Work to complete →
The records are to be copied exactly and in full.

Source material →
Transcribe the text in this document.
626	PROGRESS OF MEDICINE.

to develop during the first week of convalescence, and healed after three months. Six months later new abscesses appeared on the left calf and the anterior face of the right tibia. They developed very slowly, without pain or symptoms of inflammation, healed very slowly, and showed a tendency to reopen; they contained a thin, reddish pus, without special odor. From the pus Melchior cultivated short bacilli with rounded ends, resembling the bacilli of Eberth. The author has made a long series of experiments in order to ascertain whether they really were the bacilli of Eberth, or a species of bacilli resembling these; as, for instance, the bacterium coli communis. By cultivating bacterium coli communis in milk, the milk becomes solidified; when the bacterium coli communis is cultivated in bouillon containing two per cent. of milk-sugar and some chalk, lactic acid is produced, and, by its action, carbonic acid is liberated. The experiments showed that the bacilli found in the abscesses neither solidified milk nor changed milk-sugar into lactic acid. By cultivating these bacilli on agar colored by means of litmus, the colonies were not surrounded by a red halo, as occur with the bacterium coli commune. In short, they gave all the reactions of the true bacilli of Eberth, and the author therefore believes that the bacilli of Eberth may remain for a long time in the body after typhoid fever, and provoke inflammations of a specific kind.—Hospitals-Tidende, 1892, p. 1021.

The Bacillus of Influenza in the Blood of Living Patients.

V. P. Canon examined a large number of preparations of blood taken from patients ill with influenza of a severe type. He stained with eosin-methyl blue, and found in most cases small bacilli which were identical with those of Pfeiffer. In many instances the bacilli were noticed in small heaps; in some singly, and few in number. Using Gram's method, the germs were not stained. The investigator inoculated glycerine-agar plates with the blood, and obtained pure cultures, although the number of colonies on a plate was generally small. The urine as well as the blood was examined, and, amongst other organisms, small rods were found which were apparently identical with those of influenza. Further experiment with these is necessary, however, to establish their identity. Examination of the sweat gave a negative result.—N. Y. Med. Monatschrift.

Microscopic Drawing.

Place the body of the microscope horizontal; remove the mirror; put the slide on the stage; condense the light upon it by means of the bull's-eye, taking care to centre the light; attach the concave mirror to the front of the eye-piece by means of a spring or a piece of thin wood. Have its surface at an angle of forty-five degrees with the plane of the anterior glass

Result of the exercise →
Transcribe the text in this document.
626	PROGRESS OF MEDICINE.

to develop during the first week of convalescence, and healed after three months. Six months later new abscesses appeared on the left calf and the anterior face of the right tibia. They developed very slowly, without pain or symptoms of inflammation, healed very slowly, and showed a tendency to reopen; they contained a thin, reddish pus, without special odor. From the pus Melchior cultivated short bacilli with rounded ends, resembling the bacilli of Eberth. The author has made a long series of experiments in order to ascertain whether they really were the bacilli of Eberth, or a species of bacilli resembling these; as, for instance, the bacterium coli communis. By cultivating bacterium coli communis in milk, the milk becomes solidified; when the bacterium coli communis is cultivated in bouillon containing two per cent. of milk-sugar and some chalk, lactic acid is produced, and, by its action, carbonic acid is liberated. The experiments showed that the bacilli found in the abscesses neither solidified milk nor changed milk-sugar into lactic acid. By cultivating these bacilli on agar colored by means of litmus, the colonies were not surrounded by a red halo, as occur with the bacterium coli commune. In short, they gave all the reactions of the true bacilli of Eberth, and the author therefore believes that the bacilli of Eberth may remain for a long time in the body after typhoid fever, and provoke inflammations of a specific kind.—Hospitals-Tidende, 1892, p. 1021.

The Bacillus of Influenza in the Blood of Living Patients.

V. P. Canon examined a large number of preparations of blood taken from patients ill with influenza of a severe type. He stained with eosin-methyl blue, and found in most cases small bacilli which were identical with those of Pfeiffer. In many instances the bacilli were noticed in small heaps; in some singly, and few in number. Using Gram's method, the germs were not stained. The investigator inoculated glycerine-agar plates with the blood, and obtained pure cultures, although the number of colonies on a plate was generally small. The urine as well as the blood was examined, and, amongst other organisms, small rods were found which were apparently identical with those of influenza. Further experiment with these is necessary, however, to establish their identity. Examination of the sweat gave a negative result.—N. Y. Med. Monatschrift.

Microscopic Drawing.

Place the body of the microscope horizontal; remove the mirror; put the slide on the stage; condense the light upon it by means of the bull's-eye, taking care to centre the light; attach the concave mirror to the front of the eye-piece by means of a spring or a piece of thin wood. Have its surface at an angle of forty-five degrees with the plane of the anterior glass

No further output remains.